* EXCERPT TO READ:
┏━━

According to the quarterly Food Price Watch, global food prices have continued to fall between October 2012 and February 2013, but prices were only nine percent below the all-time high record which was recorded in August 2012. The drop was mainly the result of lower demand from a sharp fall in the use of wheat feed and reduced maize consumption for ethanol in the United States.
But the report cautioned that uncertainties remain. Global stocks of cereals dropped by approximately three percent last year, mainly due to the decline in wheat stocks and coarse grains. Dry conditions in Argentina, South Africa and Australia have also cast doubts over supplies in the coming months.
Otaviano Canuto, World Bank Group's Vice President for Poverty Reduction and Economic Management, said high and volatile food prices lead to both hunger and malnutrition in poorer regions and obesity in rich countries. "Unhealthy food tends to be cheaper than healthy ones, like junk food in developed countries," he said.
Canuto said poor people in developing countries also tend to choose cheap food that is high in calories but without much nutritious value. "Half of the world's overweight people live in just nine countries -- China, United States, Germany, India, Russia, Brazil, Mexico, Indonesia, and Turkey -- evidence that obesity is not an epidemic restricted only to rich countries," he said.

┗━━

* RECORDED DATA:
┏━━

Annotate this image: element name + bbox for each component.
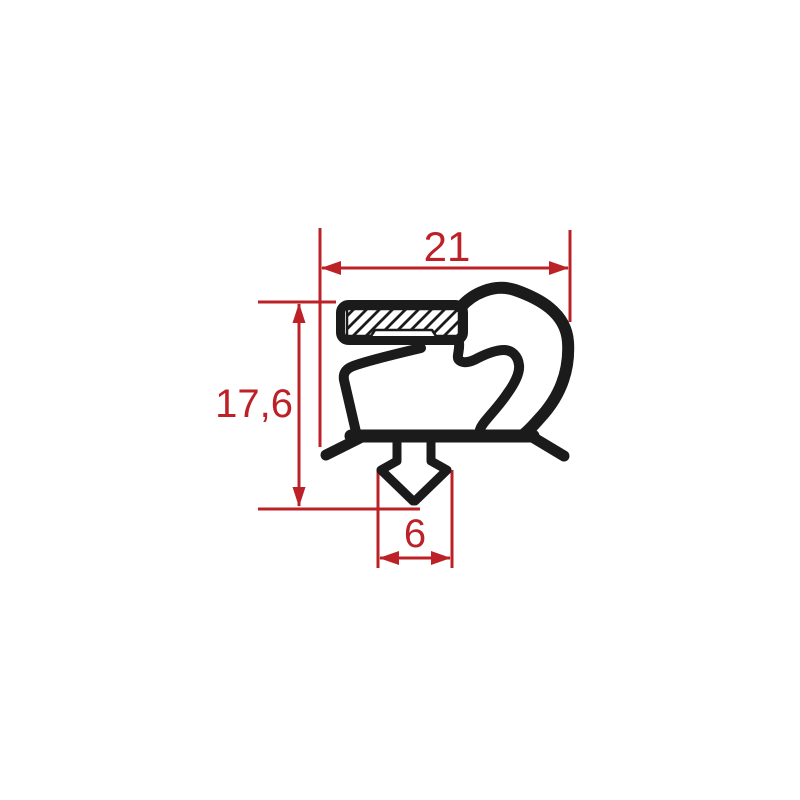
right-lip — [534, 438, 564, 456]
arrowhead-height-top — [293, 303, 306, 323]
chamber-wall — [344, 348, 421, 432]
label-overall-height: 17,6 — [215, 382, 293, 426]
arrowhead-width-left — [321, 261, 341, 275]
arrowhead-width-right — [549, 261, 569, 275]
arrowhead-dart-left — [379, 551, 399, 565]
dart-right-barb — [415, 440, 447, 501]
profile-outline — [326, 288, 568, 501]
drawing-canvas: 21 17,6 6 — [0, 0, 800, 800]
label-overall-width: 21 — [424, 223, 471, 270]
arrowhead-dart-right — [431, 551, 451, 565]
gasket-profile-drawing: 21 17,6 6 — [0, 0, 800, 800]
bulb-inner-wall — [458, 343, 519, 436]
dart-left-barb — [381, 440, 413, 501]
arrowhead-height-bottom — [293, 487, 306, 507]
left-lip — [326, 438, 360, 455]
label-dart-width: 6 — [404, 512, 426, 556]
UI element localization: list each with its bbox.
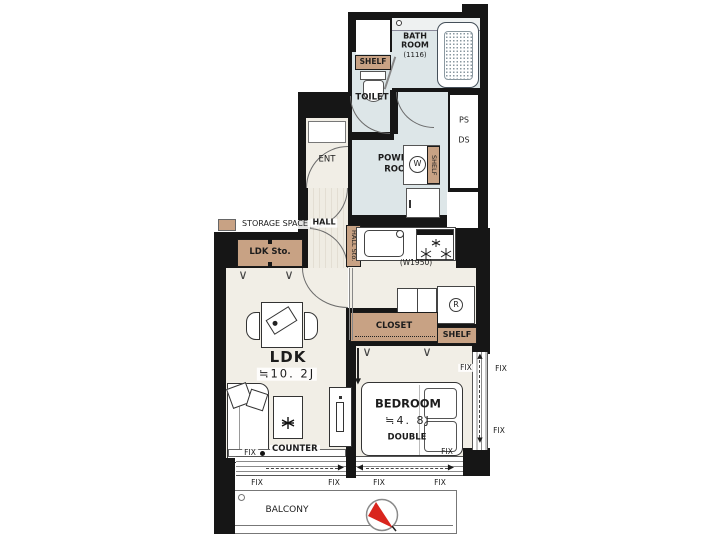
bedroom-label: BEDROOM [375,398,441,411]
legend-storage-swatch [218,219,236,231]
toilet-tank [360,71,386,80]
kitchen-width-label: (W1950) [400,259,432,267]
curtain-mark-icon: ∨ [284,269,294,283]
legend-storage-label: STORAGE SPACE [240,220,310,229]
powder-shelf: SHELF [427,146,440,184]
floor-plan: BATH ROOM (1116) SHELF TOILET POWDER ROO… [0,0,720,540]
closet-label: CLOSET [376,322,412,331]
tv-icon [336,402,344,432]
upper-closet [356,20,390,54]
closet: CLOSET [350,312,438,342]
wall-left [214,268,226,460]
counter-label: COUNTER [270,445,320,454]
kitchen-back-counter [397,288,437,314]
bed-type-label: DOUBLE [388,433,427,442]
refrigerator-label: R [453,301,459,310]
duct-space [447,192,478,228]
wall-corner-bottom-right [463,448,490,476]
curtain-mark-icon: ∨ [238,269,248,283]
plant-icon [281,416,295,430]
wall-balcony-left [214,458,235,534]
powder-shelf-label: SHELF [430,155,437,175]
curtain-mark-icon: ∨ [362,346,372,360]
fix-window-label: FIX [441,448,453,456]
bedroom-size-label: ≒4. 8J [385,415,430,427]
tray-dot [272,320,279,327]
balcony-drain-icon [238,494,245,501]
tv-knob [339,396,342,399]
refrigerator-icon: R [449,298,463,312]
closet-hanger-rail [355,336,435,337]
hall-label: HALL [310,219,337,228]
washer-label: W [414,160,422,169]
table-tray [266,306,298,335]
fix-window-label: FIX [434,479,446,487]
chair-right [304,312,318,340]
fix-window-label: FIX [458,364,474,372]
dining-table [261,302,303,348]
ds-label: DS [458,137,469,146]
toilet-shelf-label: SHELF [360,58,387,66]
bath-faucet-icon [396,20,402,26]
powder-kitchen-door [406,188,440,218]
chair-left [246,312,260,340]
wall-top-step [462,4,488,14]
entrance-label: ENT [319,155,336,164]
tv-board [329,387,352,447]
window-slide-arrow [366,468,448,469]
fix-window-label: FIX [493,427,505,435]
balcony-label: BALCONY [266,506,309,516]
balcony-inner-line [221,525,453,526]
compass-icon [365,498,399,532]
ldk-window [236,456,346,476]
storage-divider-bottom [268,262,272,267]
bedroom-shelf-label: SHELF [443,331,471,340]
bathroom-label-2: ROOM [401,42,429,51]
ldk-size-label: ≒10. 2J [257,368,317,381]
fix-window-label: FIX [328,479,340,487]
bedroom-entry-arrow-line [357,348,359,380]
door-handle [409,200,411,208]
stove [416,229,454,260]
wall-window-separator [346,454,356,478]
toilet-shelf: SHELF [355,55,391,70]
fix-window-label: FIX [495,365,507,373]
ps-label: PS [459,117,469,126]
ldk-storage-label: LDK Sto. [249,248,290,257]
sink-faucet-icon [396,230,404,238]
bathtub [437,22,479,88]
fix-window-label: FIX [251,479,263,487]
washer-icon: W [409,156,426,173]
window-slide-arrow [266,468,338,469]
sliding-partition [349,268,353,340]
fix-window-label: FIX [373,479,385,487]
storage-divider-top [268,239,272,244]
wall-kitchen-right [456,224,476,268]
side-window-slide-arrow [479,360,480,438]
counter-divider [417,289,418,313]
bathtub-inner [444,31,473,80]
balcony [218,490,457,534]
bathroom-size-label: (1116) [403,52,426,60]
ldk-label: LDK [270,349,307,366]
curtain-mark-icon: ∨ [422,346,432,360]
bedroom-shelf: SHELF [437,327,477,344]
shoe-cabinet [308,121,346,143]
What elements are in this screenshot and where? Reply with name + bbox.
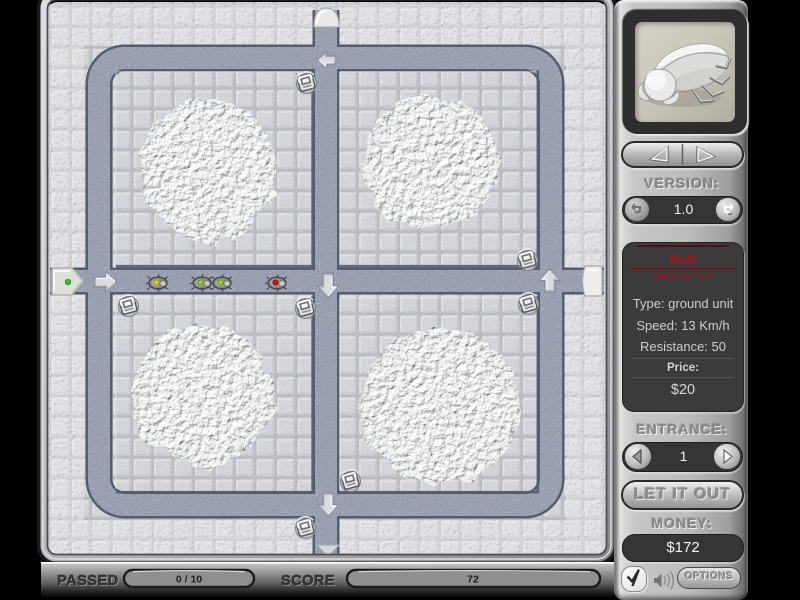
svg-text:0 / 10: 0 / 10	[176, 574, 202, 586]
svg-text:72: 72	[467, 574, 479, 586]
svg-text:PASSED: PASSED	[57, 573, 119, 589]
svg-text:SCORE: SCORE	[281, 573, 335, 589]
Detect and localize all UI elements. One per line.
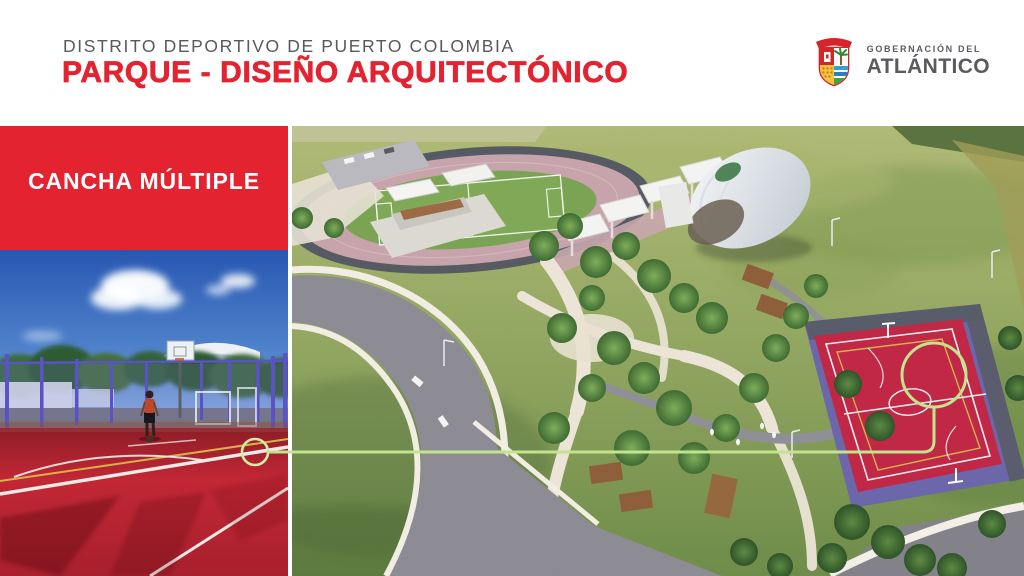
cancha-multiple-photo xyxy=(0,250,288,576)
government-logo: GOBERNACIÓN DEL ATLÁNTICO xyxy=(811,33,990,89)
logo-org-name-bottom: ATLÁNTICO xyxy=(867,55,990,79)
horizon-haze xyxy=(292,126,547,142)
court-floor-edge xyxy=(0,422,288,432)
basketball-court-image xyxy=(0,250,288,576)
slide-title: PARQUE - DISEÑO ARQUITECTÓNICO xyxy=(62,56,628,90)
park-masterplan-image xyxy=(292,126,1024,576)
header: DISTRITO DEPORTIVO DE PUERTO COLOMBIA PA… xyxy=(0,0,1024,126)
logo-org-name-top: GOBERNACIÓN DEL xyxy=(867,44,990,54)
logo-text: GOBERNACIÓN DEL ATLÁNTICO xyxy=(867,44,990,79)
park-aerial-render xyxy=(292,126,1024,576)
basketball xyxy=(147,436,154,443)
slide: DISTRITO DEPORTIVO DE PUERTO COLOMBIA PA… xyxy=(0,0,1024,576)
slide-kicker: DISTRITO DEPORTIVO DE PUERTO COLOMBIA xyxy=(63,36,515,57)
atlantico-crest-icon xyxy=(811,33,857,89)
section-label-box: CANCHA MÚLTIPLE xyxy=(0,126,288,250)
section-label-text: CANCHA MÚLTIPLE xyxy=(28,168,260,195)
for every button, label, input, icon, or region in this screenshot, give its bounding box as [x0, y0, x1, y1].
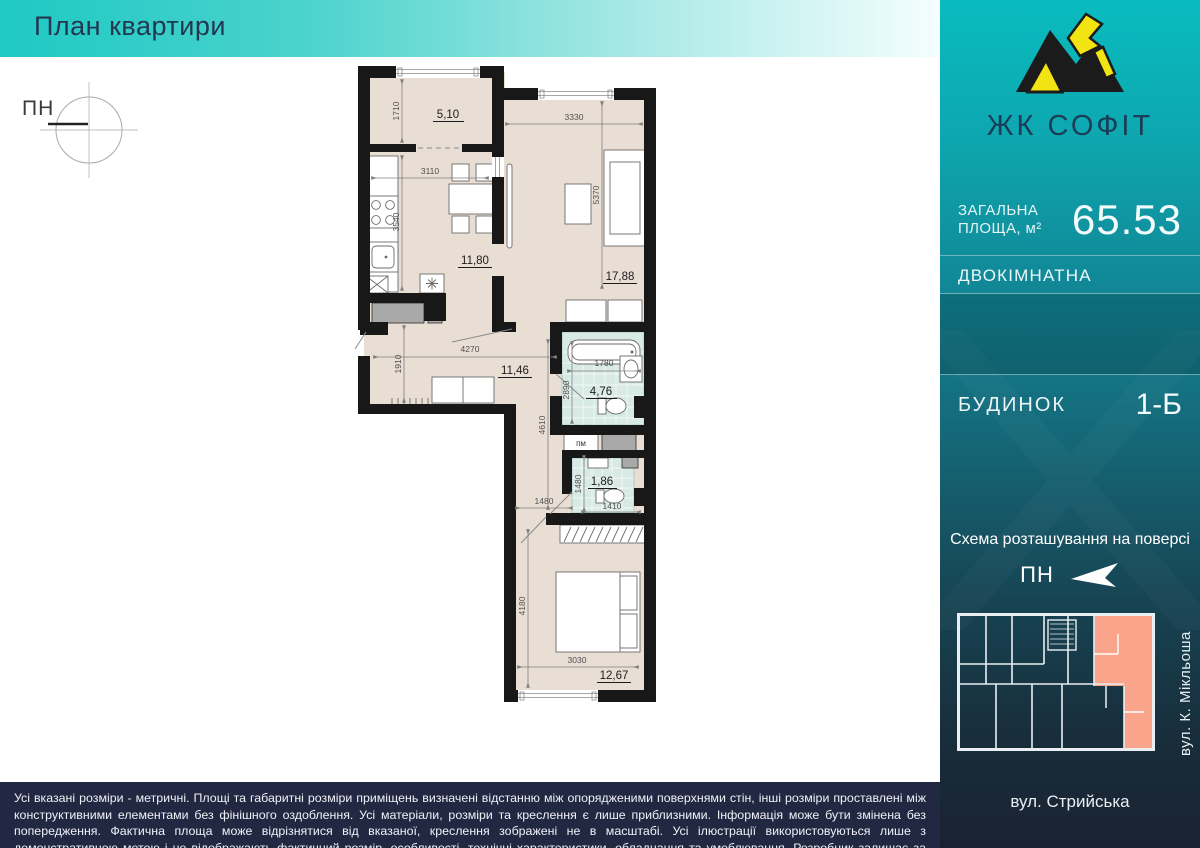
- pillow: [620, 576, 637, 610]
- stool: [476, 216, 493, 233]
- dim-kitchen-width: 3110: [421, 166, 440, 176]
- north-compass: ПН: [10, 75, 170, 185]
- dim-bedroom-width: 3030: [568, 655, 587, 665]
- info-band: [940, 294, 1200, 374]
- dim-corridor-width: 1480: [535, 496, 554, 506]
- stool: [452, 216, 469, 233]
- washing-machine-label: пм: [576, 439, 586, 448]
- total-area-row: ЗАГАЛЬНА ПЛОЩА, м² 65.53: [958, 196, 1182, 244]
- building-value: 1-Б: [1136, 388, 1182, 422]
- apartment-floorplan: 1710 3110 3540 3330 5370 4270 1910 4610 …: [355, 60, 665, 720]
- schema-north-row: ПН: [940, 562, 1200, 588]
- dim-living-height: 5370: [591, 185, 601, 204]
- area-kitchen: 11,80: [461, 255, 489, 267]
- dim-corridor-height: 4610: [537, 415, 547, 434]
- total-area-value: 65.53: [1072, 196, 1182, 244]
- wc-washbasin: [588, 458, 608, 468]
- area-bedroom: 12,67: [600, 670, 629, 682]
- living-window: [538, 88, 614, 100]
- open-door-leaf: [507, 164, 512, 248]
- building-row: БУДИНОК 1-Б: [958, 388, 1182, 422]
- toilet: [598, 398, 606, 414]
- apartment-type: ДВОКІМНАТНА: [958, 266, 1092, 286]
- pillow: [620, 614, 637, 648]
- tv-cabinet: [608, 300, 642, 322]
- area-hall: 11,46: [501, 365, 529, 377]
- page: План квартири ПН: [0, 0, 1200, 848]
- schema-stair-core: [1048, 620, 1076, 650]
- divider: [940, 255, 1200, 256]
- coffee-table: [565, 184, 591, 224]
- kitchen-table: [449, 184, 497, 214]
- dim-kitchen-height: 3540: [391, 212, 401, 231]
- dim-wc-height: 1480: [573, 474, 583, 493]
- stool: [452, 164, 469, 181]
- dim-hall-width: 4270: [461, 344, 480, 354]
- floor-schema: [956, 612, 1156, 754]
- dim-bedroom-height: 4180: [517, 596, 527, 615]
- total-area-label: ЗАГАЛЬНА ПЛОЩА, м²: [958, 202, 1042, 239]
- sidebar: ЖК СОФІТ ЗАГАЛЬНА ПЛОЩА, м² 65.53 ДВОКІМ…: [940, 0, 1200, 848]
- kitchen-pass-window: [492, 157, 504, 177]
- hall-wardrobe: [372, 303, 424, 323]
- bath-shaft: [602, 432, 636, 453]
- dim-hall-height: 1910: [393, 354, 403, 373]
- dim-wc-width: 1410: [603, 501, 622, 511]
- brand-name: ЖК СОФІТ: [940, 110, 1200, 143]
- compass-icon: [10, 75, 170, 185]
- area-bath: 4,76: [590, 386, 612, 398]
- building-label: БУДИНОК: [958, 394, 1066, 417]
- dim-bath-width: 1780: [595, 358, 614, 368]
- page-header: План квартири: [0, 0, 940, 57]
- street-label-bottom: вул. Стрийська: [940, 792, 1200, 812]
- street-label-side: вул. К. Мікльоша: [1177, 610, 1194, 756]
- dim-balcony-height: 1710: [391, 101, 401, 120]
- bedroom-window: [518, 690, 598, 702]
- dim-bath-height: 2890: [561, 380, 571, 399]
- area-wc: 1,86: [591, 476, 613, 488]
- balcony-window: [396, 66, 480, 78]
- north-arrow-icon: [1070, 562, 1120, 588]
- divider: [940, 374, 1200, 375]
- area-living: 17,88: [606, 271, 635, 283]
- page-title: План квартири: [0, 0, 940, 42]
- disclaimer-text: Усі вказані розміри - метричні. Площі та…: [0, 782, 940, 848]
- stool: [476, 164, 493, 181]
- dim-living-width: 3330: [565, 112, 584, 122]
- disclaimer-footer: Усі вказані розміри - метричні. Площі та…: [0, 782, 940, 848]
- schema-title: Схема розташування на поверсі: [940, 531, 1200, 549]
- schema-north-label: ПН: [1020, 562, 1054, 588]
- north-compass-label: ПН: [22, 97, 54, 121]
- tv-cabinet: [566, 300, 606, 322]
- brand-logo-icon: [1010, 12, 1130, 108]
- area-balcony: 5,10: [437, 109, 459, 121]
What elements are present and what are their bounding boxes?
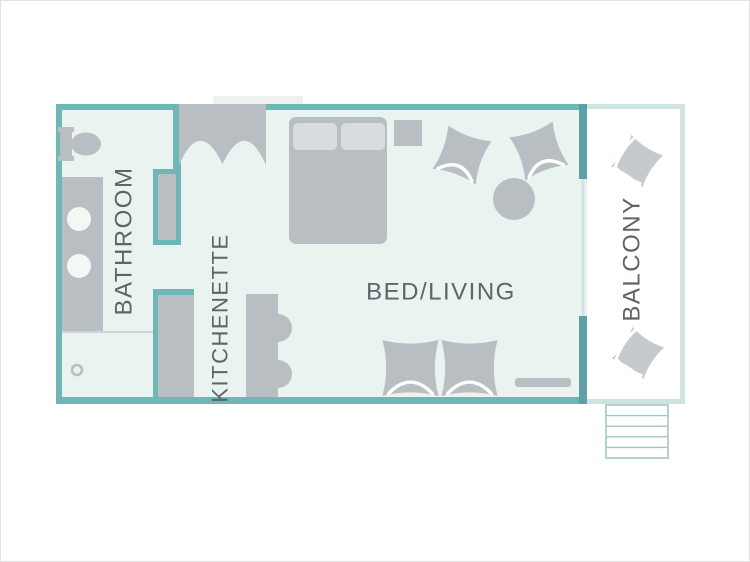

┗━━

* TASKS:
1. Answer each of these from the food prices excerpt:
(a) By roughly what percentage did global stocks of cereals drop last year?
(b) Which three countries have dry conditions that cast doubt over supplies in the coming months?
(c) In how many countries do half of the world's overweight people live?
2. Copy the food prices excerpt word for word from "But the report" to "the coming months.".
3. According to the food prices excerpt, why did global food prices fall between October 2012 and February 2013? Answer in one to three sentences.

* OUTPUTS FOR THE TASKS:
1.
(a) Approximately three percent.
(b) Argentina, South Africa and Australia.
(c) Nine.

2.
But the report cautioned that uncertainties remain. Global stocks of cereals dropped by approximately three percent last year, mainly due to the decline in wheat stocks and coarse grains. Dry conditions in Argentina, South Africa and Australia have also cast doubts over supplies in the coming months.

3. The drop came mainly from lower demand. Use of wheat feed fell sharply, and maize consumption for ethanol in the United States was reduced.